In the data below, find each line containing the string "JSON" and return it.

### PROVIDED RECORDS
=======
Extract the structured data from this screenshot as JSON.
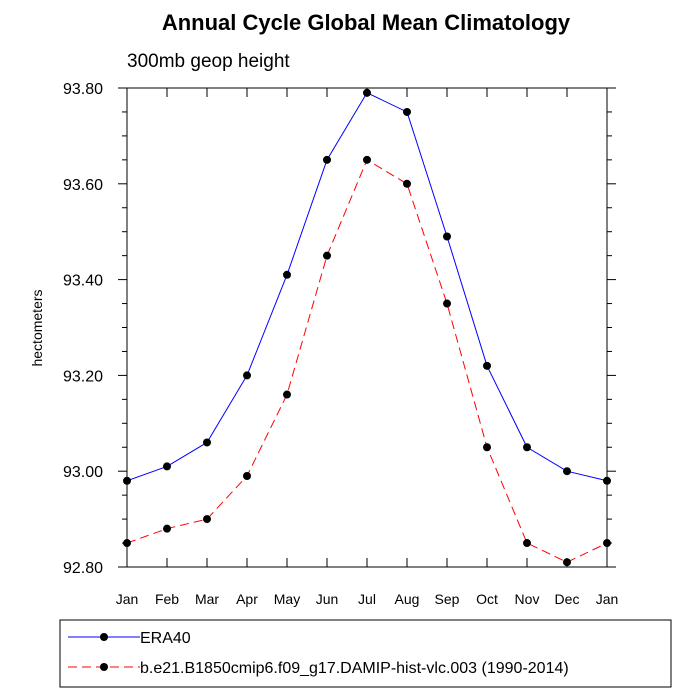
{
  "chart_data": {
    "type": "line",
    "title": "Annual Cycle Global Mean Climatology",
    "subtitle": "300mb geop height",
    "xlabel": "",
    "ylabel": "hectometers",
    "categories": [
      "Jan",
      "Feb",
      "Mar",
      "Apr",
      "May",
      "Jun",
      "Jul",
      "Aug",
      "Sep",
      "Oct",
      "Nov",
      "Dec",
      "Jan"
    ],
    "yticks": [
      "92.80",
      "93.00",
      "93.20",
      "93.40",
      "93.60",
      "93.80"
    ],
    "ylim": [
      92.8,
      93.8
    ],
    "legend_position": "bottom",
    "series": [
      {
        "name": "ERA40",
        "color": "#0000ff",
        "dash": "solid",
        "values": [
          92.98,
          93.01,
          93.06,
          93.2,
          93.41,
          93.65,
          93.79,
          93.75,
          93.49,
          93.22,
          93.05,
          93.0,
          92.98
        ]
      },
      {
        "name": "b.e21.B1850cmip6.f09_g17.DAMIP-hist-vlc.003 (1990-2014)",
        "color": "#ff0000",
        "dash": "dashed",
        "values": [
          92.85,
          92.88,
          92.9,
          92.99,
          93.16,
          93.45,
          93.65,
          93.6,
          93.35,
          93.05,
          92.85,
          92.81,
          92.85
        ]
      }
    ]
  }
}
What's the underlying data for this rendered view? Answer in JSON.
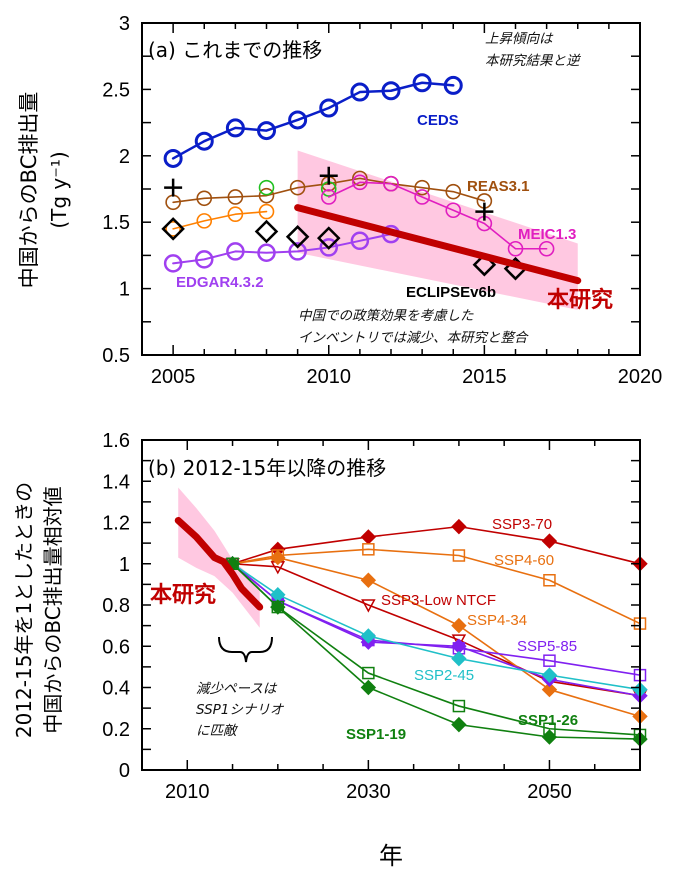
{
  "chart_data": [
    {
      "type": "line",
      "panel_title": "(a)  これまでの推移",
      "ylabel": "中国からのBC排出量",
      "ylabel_unit": "(Tg y⁻¹)",
      "xlim": [
        2004,
        2020
      ],
      "ylim": [
        0.5,
        3
      ],
      "xticks": [
        2005,
        2010,
        2015,
        2020
      ],
      "yticks": [
        "0.5",
        "1",
        "1.5",
        "2",
        "2.5",
        "3"
      ],
      "grid": false,
      "series": [
        {
          "name": "CEDS",
          "color": "#0a1ec8",
          "marker": "open-circle",
          "x": [
            2005,
            2006,
            2007,
            2008,
            2009,
            2010,
            2011,
            2012,
            2013,
            2014
          ],
          "y": [
            1.98,
            2.11,
            2.21,
            2.19,
            2.27,
            2.36,
            2.48,
            2.49,
            2.55,
            2.53
          ]
        },
        {
          "name": "REAS3.1",
          "color": "#a0500f",
          "marker": "open-circle",
          "x": [
            2005,
            2006,
            2007,
            2008,
            2009,
            2010,
            2011,
            2012,
            2013,
            2014,
            2015
          ],
          "y": [
            1.65,
            1.68,
            1.69,
            1.7,
            1.76,
            1.79,
            1.83,
            1.79,
            1.76,
            1.73,
            1.66
          ]
        },
        {
          "color": "#ff8000",
          "marker": "open-circle",
          "x": [
            2005,
            2006,
            2007,
            2008
          ],
          "y": [
            1.45,
            1.51,
            1.56,
            1.58
          ]
        },
        {
          "color": "#20c020",
          "marker": "open-circle",
          "noline": true,
          "x": [
            2008,
            2010
          ],
          "y": [
            1.76,
            1.75
          ]
        },
        {
          "name": "MEIC1.3",
          "color": "#e01ec0",
          "marker": "open-circle",
          "x": [
            2010,
            2011,
            2012,
            2013,
            2014,
            2015,
            2016,
            2017
          ],
          "y": [
            1.69,
            1.8,
            1.79,
            1.69,
            1.59,
            1.49,
            1.3,
            1.3
          ]
        },
        {
          "name": "EDGAR4.3.2",
          "color": "#a040f0",
          "marker": "open-circle",
          "x": [
            2005,
            2006,
            2007,
            2008,
            2009,
            2010,
            2011,
            2012
          ],
          "y": [
            1.19,
            1.22,
            1.28,
            1.27,
            1.28,
            1.31,
            1.36,
            1.41
          ]
        },
        {
          "name": "ECLIPSEv6b",
          "color": "#000000",
          "marker": "open-diamond",
          "noline": true,
          "x": [
            2005,
            2008,
            2009,
            2010,
            2015,
            2016
          ],
          "y": [
            1.45,
            1.43,
            1.39,
            1.38,
            1.18,
            1.15
          ]
        },
        {
          "color": "#000000",
          "marker": "plus",
          "noline": true,
          "x": [
            2005,
            2010,
            2015
          ],
          "y": [
            1.76,
            1.85,
            1.58
          ]
        },
        {
          "name": "本研究",
          "color": "#c00000",
          "marker": "none",
          "thick": true,
          "x": [
            2009,
            2018
          ],
          "y": [
            1.61,
            1.06
          ],
          "band": {
            "color": "#ffc8e1",
            "x": [
              2009,
              2018
            ],
            "upper": [
              2.04,
              1.34
            ],
            "lower": [
              1.27,
              0.84
            ]
          }
        }
      ],
      "annotations": {
        "trend_note_1": "上昇傾向は",
        "trend_note_2": "本研究結果と逆",
        "policy_note_1": "中国での政策効果を考慮した",
        "policy_note_2": "インベントリでは減少、本研究と整合"
      }
    },
    {
      "type": "line",
      "panel_title": "(b)  2012-15年以降の推移",
      "ylabel_line1": "2012-15年を1としたときの",
      "ylabel_line2": "中国からのBC排出量相対値",
      "xlabel": "年",
      "xlim": [
        2005,
        2060
      ],
      "ylim": [
        0,
        1.6
      ],
      "xticks": [
        2010,
        2030,
        2050
      ],
      "yticks": [
        "0",
        "0.2",
        "0.4",
        "0.6",
        "0.8",
        "1",
        "1.2",
        "1.4",
        "1.6"
      ],
      "grid": false,
      "series": [
        {
          "name": "SSP3-70",
          "color": "#c00000",
          "marker": "filled-diamond",
          "x": [
            2015,
            2020,
            2030,
            2040,
            2050,
            2060
          ],
          "y": [
            1.0,
            1.07,
            1.13,
            1.18,
            1.11,
            1.0
          ]
        },
        {
          "name": "SSP4-60",
          "color": "#e87010",
          "marker": "open-square",
          "x": [
            2015,
            2020,
            2030,
            2040,
            2050,
            2060
          ],
          "y": [
            1.0,
            1.04,
            1.07,
            1.04,
            0.92,
            0.71
          ]
        },
        {
          "name": "SSP3-Low NTCF",
          "color": "#c00000",
          "marker": "open-triangle-down",
          "x": [
            2015,
            2020,
            2030,
            2040,
            2050,
            2060
          ],
          "y": [
            1.0,
            0.985,
            0.8,
            0.63,
            0.43,
            0.36
          ]
        },
        {
          "name": "SSP4-34",
          "color": "#e87010",
          "marker": "filled-diamond",
          "x": [
            2015,
            2020,
            2030,
            2040,
            2050,
            2060
          ],
          "y": [
            1.0,
            1.03,
            0.92,
            0.7,
            0.39,
            0.26
          ]
        },
        {
          "name": "SSP5-85",
          "color": "#8020f0",
          "marker": "open-square",
          "x": [
            2015,
            2020,
            2030,
            2040,
            2050,
            2060
          ],
          "y": [
            1.0,
            0.82,
            0.63,
            0.59,
            0.53,
            0.46
          ]
        },
        {
          "color": "#8020f0",
          "marker": "filled-diamond",
          "x": [
            2015,
            2020,
            2030,
            2040,
            2050,
            2060
          ],
          "y": [
            1.0,
            0.82,
            0.62,
            0.6,
            0.44,
            0.36
          ]
        },
        {
          "name": "SSP2-45",
          "color": "#20c0c8",
          "marker": "filled-diamond",
          "x": [
            2015,
            2020,
            2030,
            2040,
            2050,
            2060
          ],
          "y": [
            1.0,
            0.85,
            0.65,
            0.54,
            0.46,
            0.39
          ]
        },
        {
          "name": "SSP1-26",
          "color": "#108010",
          "marker": "open-square",
          "x": [
            2015,
            2020,
            2030,
            2040,
            2050,
            2060
          ],
          "y": [
            1.0,
            0.79,
            0.47,
            0.31,
            0.2,
            0.17
          ]
        },
        {
          "name": "SSP1-19",
          "color": "#108010",
          "marker": "filled-diamond",
          "x": [
            2015,
            2020,
            2030,
            2040,
            2050,
            2060
          ],
          "y": [
            1.0,
            0.79,
            0.4,
            0.22,
            0.16,
            0.15
          ]
        },
        {
          "name": "本研究",
          "color": "#c00000",
          "marker": "none",
          "thick": true,
          "x": [
            2009,
            2011,
            2013,
            2014,
            2015,
            2016,
            2018
          ],
          "y": [
            1.21,
            1.13,
            1.03,
            1.01,
            0.95,
            0.88,
            0.79
          ],
          "band": {
            "color": "#ffc8e1",
            "x": [
              2009,
              2011,
              2013,
              2015,
              2018
            ],
            "upper": [
              1.37,
              1.27,
              1.16,
              1.02,
              0.9
            ],
            "lower": [
              1.03,
              0.98,
              0.94,
              0.86,
              0.69
            ]
          }
        }
      ],
      "annotations": {
        "pace_note_1": "減少ペースは",
        "pace_note_2": "SSP1シナリオ",
        "pace_note_3": "に匹敵"
      }
    }
  ]
}
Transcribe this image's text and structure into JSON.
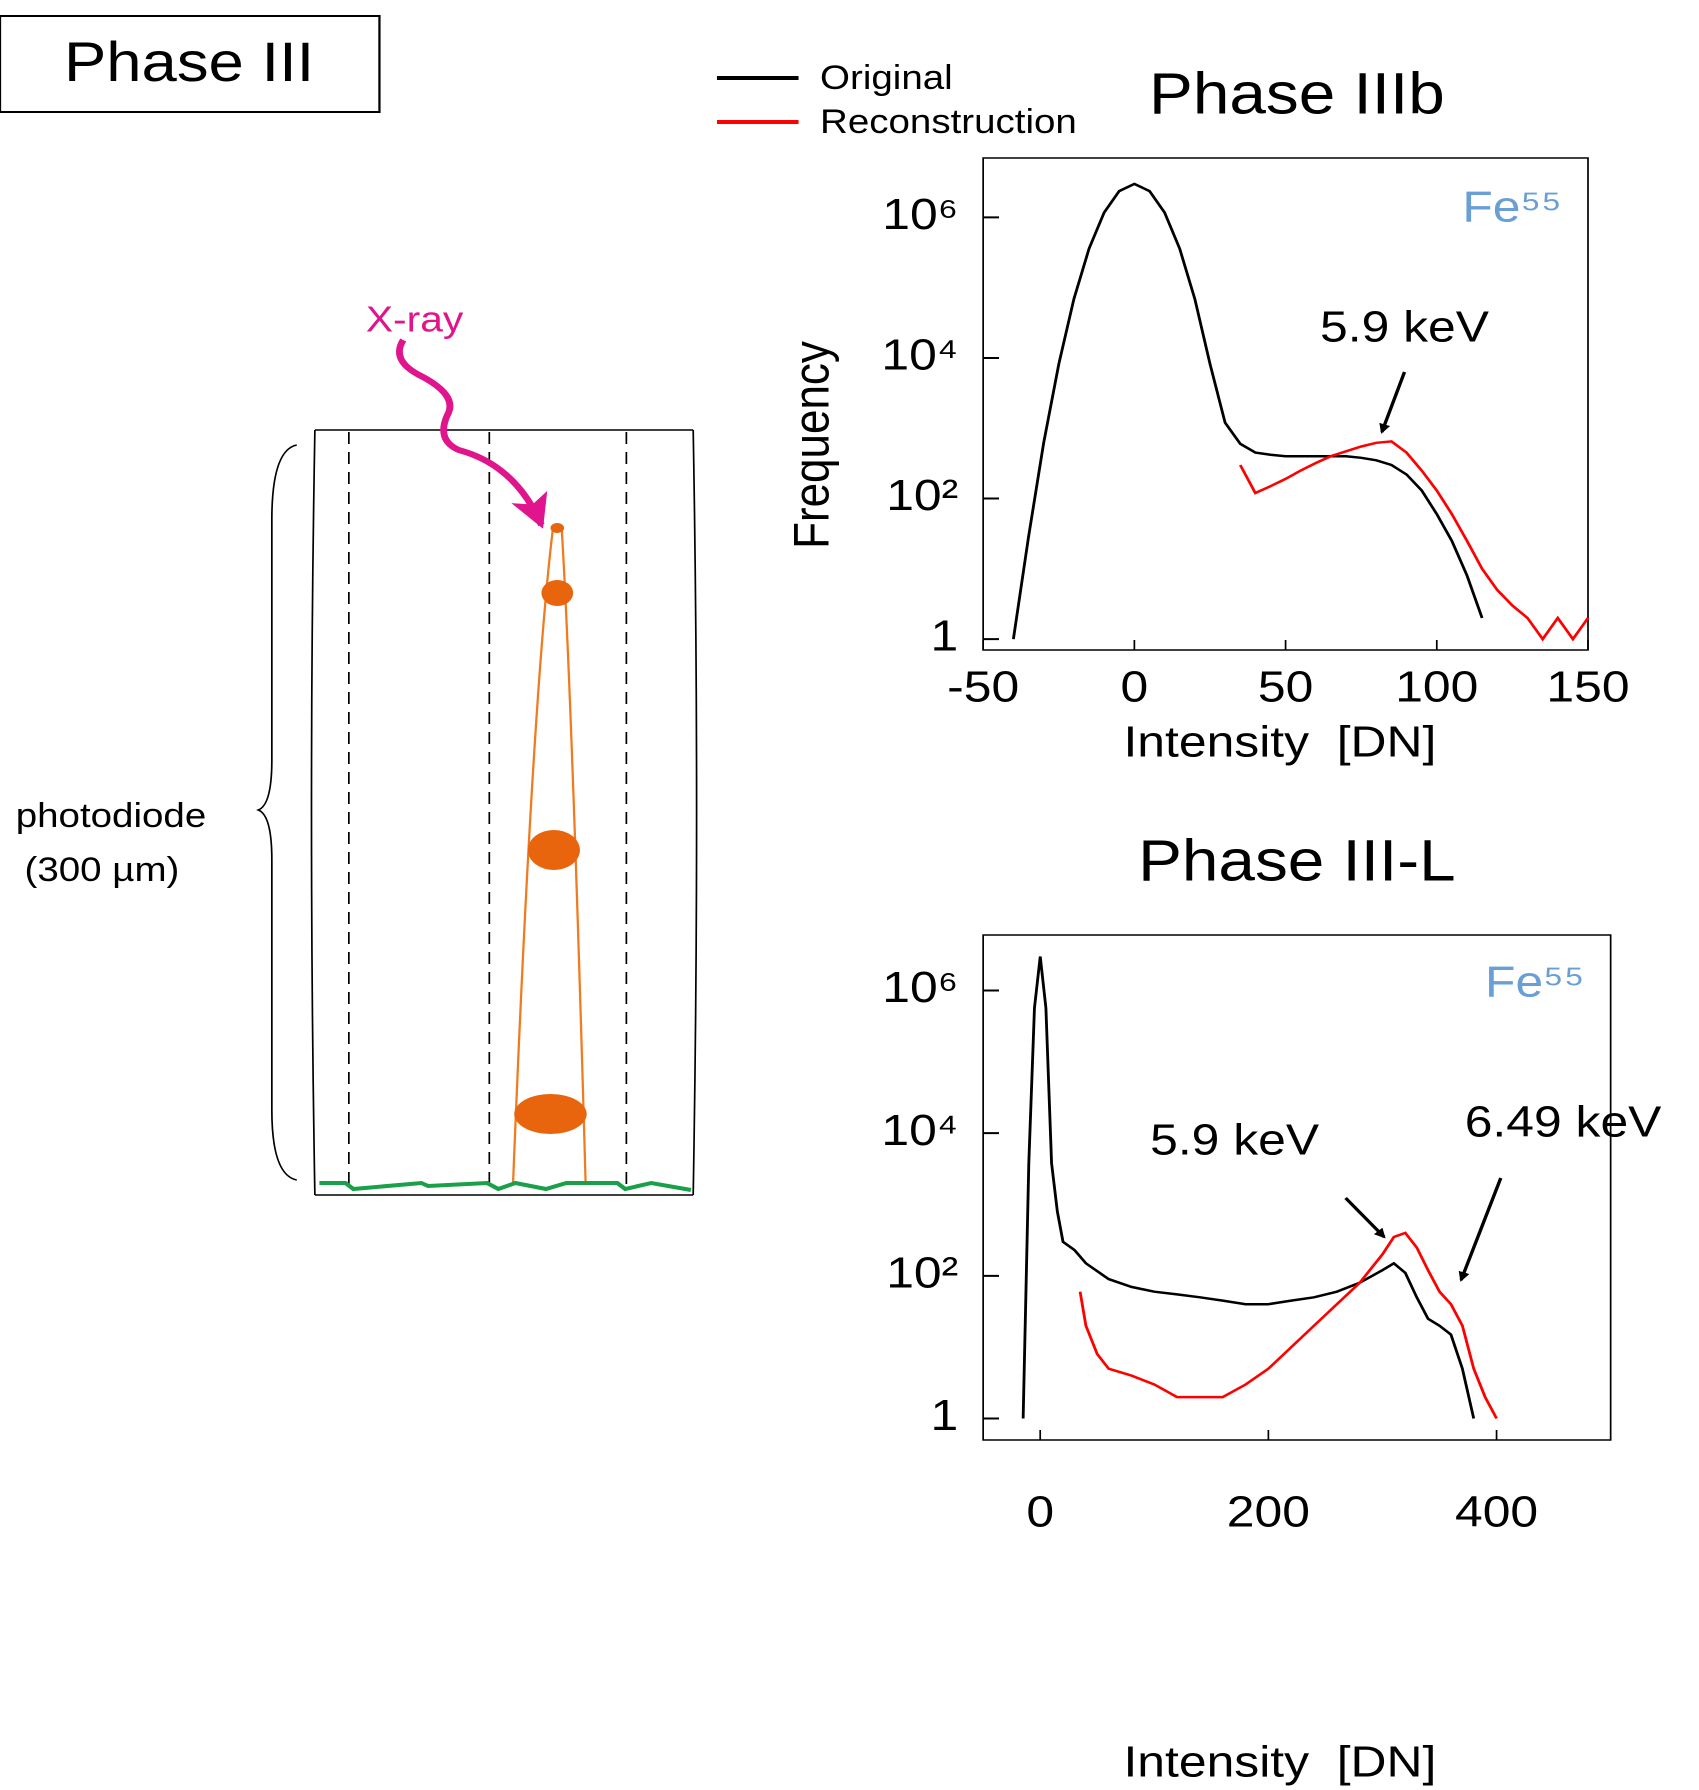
{
  "diagram": {
    "title": "Phase III",
    "xray": "X-ray",
    "label": [
      "photodiode",
      "(300 µm)"
    ]
  },
  "chart_data": [
    {
      "type": "line",
      "title": "Phase IIIb",
      "x_label": "Intensity  [DN]",
      "y_label": "Frequency",
      "log_y": true,
      "xlim": [
        -50,
        150
      ],
      "xticks": [
        -50,
        0,
        50,
        100,
        150
      ],
      "ylim": [
        0.7,
        7000000
      ],
      "yticks": [
        1,
        {
          "value": 100,
          "label": "10²"
        },
        {
          "value": 10000,
          "label": "10⁴"
        },
        {
          "value": 1000000,
          "label": "10⁶"
        }
      ],
      "annotations": [
        {
          "text": "Fe⁵⁵",
          "color": "#6a9fd6"
        },
        {
          "text": "5.9 keV",
          "color": "#000000"
        }
      ],
      "series": [
        {
          "name": "Original",
          "color": "#000000",
          "x": [
            -40,
            -35,
            -30,
            -25,
            -20,
            -15,
            -10,
            -5,
            0,
            5,
            10,
            15,
            20,
            25,
            30,
            35,
            40,
            45,
            50,
            55,
            60,
            65,
            70,
            75,
            80,
            85,
            90,
            95,
            100,
            105,
            110,
            115
          ],
          "values": [
            1,
            28,
            615,
            8200,
            69000,
            360000,
            1170000,
            2370000,
            3000000,
            2370000,
            1170000,
            360000,
            69000,
            8200,
            1200,
            600,
            450,
            420,
            400,
            400,
            400,
            400,
            400,
            380,
            350,
            300,
            220,
            130,
            60,
            25,
            8,
            2
          ]
        },
        {
          "name": "Reconstruction",
          "color": "#ff0000",
          "x": [
            35,
            40,
            45,
            50,
            55,
            60,
            65,
            70,
            75,
            80,
            85,
            90,
            95,
            100,
            105,
            110,
            115,
            120,
            125,
            130,
            135,
            140,
            145,
            150
          ],
          "values": [
            300,
            120,
            150,
            190,
            250,
            320,
            400,
            470,
            550,
            620,
            650,
            450,
            250,
            130,
            60,
            25,
            10,
            5,
            3,
            2,
            1,
            2,
            1,
            2
          ]
        }
      ]
    },
    {
      "type": "line",
      "title": "Phase III-L",
      "x_label": "Intensity  [DN]",
      "log_y": true,
      "xlim": [
        -50,
        500
      ],
      "xticks": [
        0,
        200,
        400
      ],
      "ylim": [
        0.5,
        6000000
      ],
      "yticks": [
        1,
        {
          "value": 100,
          "label": "10²"
        },
        {
          "value": 10000,
          "label": "10⁴"
        },
        {
          "value": 1000000,
          "label": "10⁶"
        }
      ],
      "annotations": [
        {
          "text": "Fe⁵⁵",
          "color": "#6a9fd6"
        },
        {
          "text": "5.9 keV",
          "color": "#000000"
        },
        {
          "text": "6.49 keV",
          "color": "#000000"
        }
      ],
      "series": [
        {
          "color": "#000000",
          "x": [
            -15,
            -10,
            -5,
            0,
            5,
            10,
            15,
            20,
            30,
            40,
            60,
            80,
            100,
            120,
            140,
            160,
            180,
            200,
            220,
            240,
            260,
            280,
            300,
            310,
            320,
            330,
            340,
            350,
            360,
            370,
            380
          ],
          "values": [
            1,
            3800,
            570000,
            3000000,
            570000,
            3800,
            800,
            300,
            230,
            150,
            90,
            70,
            60,
            55,
            50,
            45,
            40,
            40,
            45,
            50,
            60,
            80,
            120,
            150,
            110,
            50,
            25,
            20,
            15,
            5,
            1
          ]
        },
        {
          "color": "#ff0000",
          "x": [
            35,
            40,
            50,
            60,
            80,
            100,
            120,
            140,
            160,
            180,
            200,
            220,
            240,
            260,
            280,
            300,
            310,
            320,
            330,
            340,
            350,
            360,
            370,
            380,
            390,
            400
          ],
          "values": [
            60,
            20,
            8,
            5,
            4,
            3,
            2,
            2,
            2,
            3,
            5,
            10,
            20,
            40,
            80,
            200,
            350,
            400,
            250,
            120,
            60,
            40,
            20,
            5,
            2,
            1
          ]
        }
      ]
    }
  ]
}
=======
### RESULT
Extract the structured data from this screenshot as JSON.
What's the underlying data for this rendered view? Answer in JSON.
Transcribe this image's text and structure into JSON.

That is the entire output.